• **TEXT SHOWN**:
*-*-*
Page tree
Skip to end of metadata
Go to start of metadata

On this page

Step 1. Launch Aspire and Open the Content Source Management Page

  1. Launch Aspire (if it's not already running).
  2. Go to Launch Control.
  3. Browse to: http://localhost:50505

For details on using the Aspire Content Source Management page, see Admin UI.

Step 2. Select or Add a Content Source

Select a "Content Source" to work with.

  1. From Content Source, click Add Source to add a new content source or select and existing one.

Step 2a. Disable Text Extraction

In the "Connector" tab:

  • Locate the "Extract Text Properties" section
    • Check "Extract Text Configuration"
      • To show the configuration parameters
    • Check "Disable text extraction"
      • To disable the text extraction

If you need text extraction, you will need to add a text extraction stage in to the work flow later

Step 2b. Configure Workflow Information

In the Workflow tab:

install the binary writer either by dragging it from the Applications section of the workflow configuration or by adding a custom application with the group id “com.searchtechnologies.aspire” and the artifact id “app-hdfs-binary writer”

Configure the parameters

  • HDFS Base
    • The base directory on the hdfs file system under which all content will be written
    • Form
      • hdfs://<server>:<port>/<path>
    • Example
  • Get content source from document
    • When checked, the content source name with be automatically extracted from the Aspire document. The field holding the value can be configured below
  • Content source field
    • The field in the Aspire document in which the content source name is held, used when getting the content source from the document
    • Form
      • /path/to/field
    • Example
      • /doc/sourceId
  • Content source
    • The static value of content source name to use when not getting the content source from the document
    • Form
      • name
    • Example
      • myContentSource
  • Use default ID field
    • By default, the id field is taken from the fetchUrl field. If you want to use a different field, uncheck this box.
*-*-*
• **SET PROBLEM**:
Translate this sentence from the Aspire configuration guide above into Spanish: "For details on using the Aspire Content Source Management page, see Admin UI."

• **PROVIDED MATERIAL**:
*-*-*
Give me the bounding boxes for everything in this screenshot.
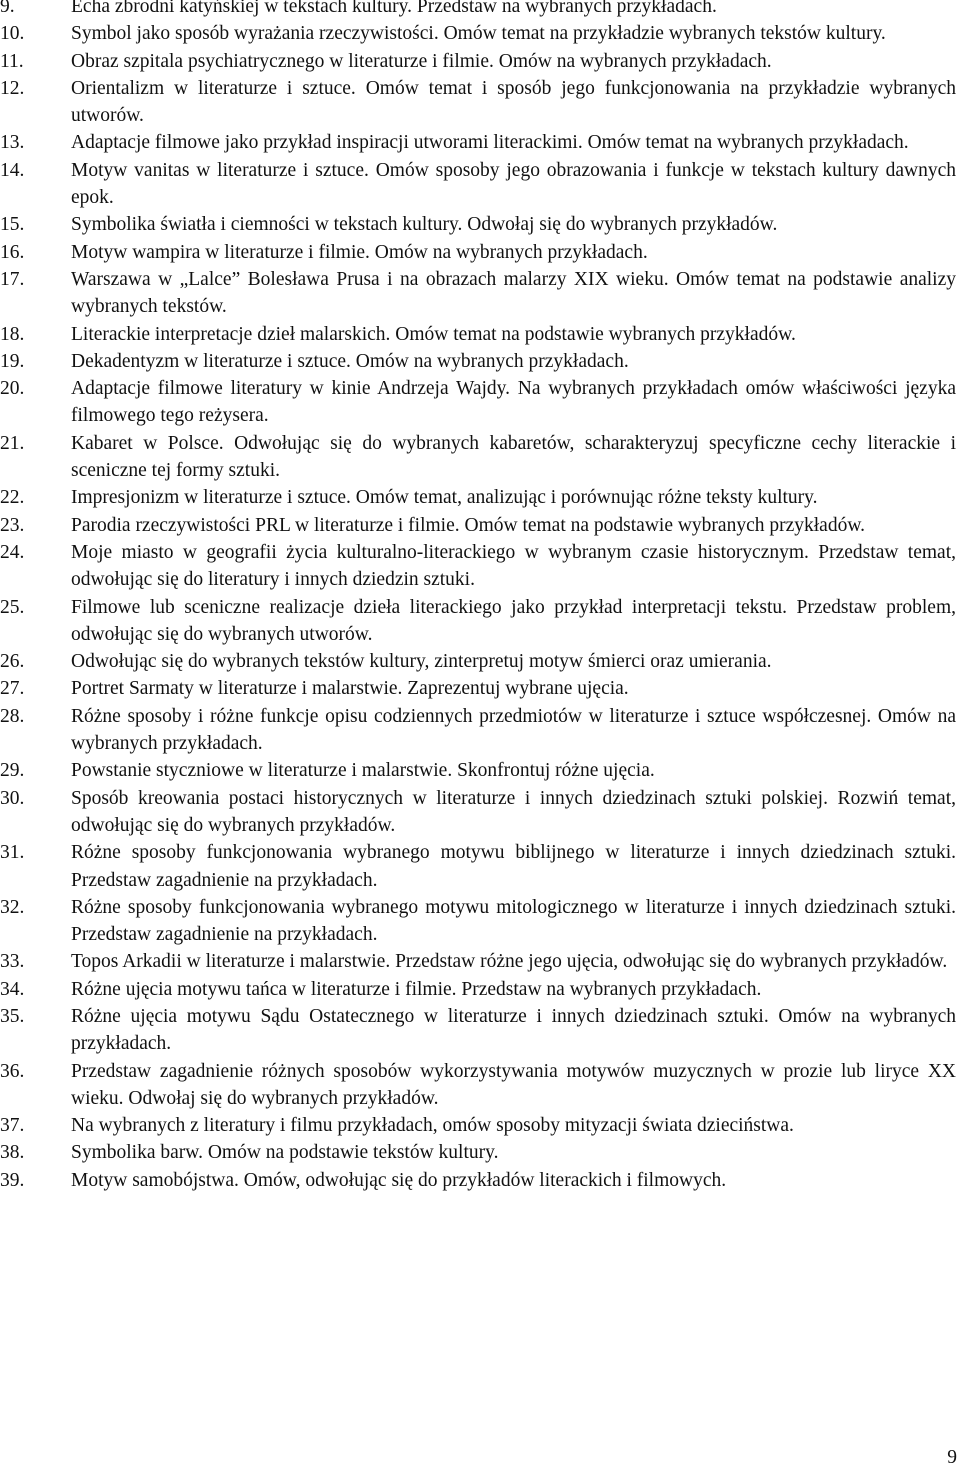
*-*-*
• **WORKED SOLUTION**:
Para obtener detalles sobre el uso de la página de administración de fuentes de contenido de Aspire, consulte Admin UI.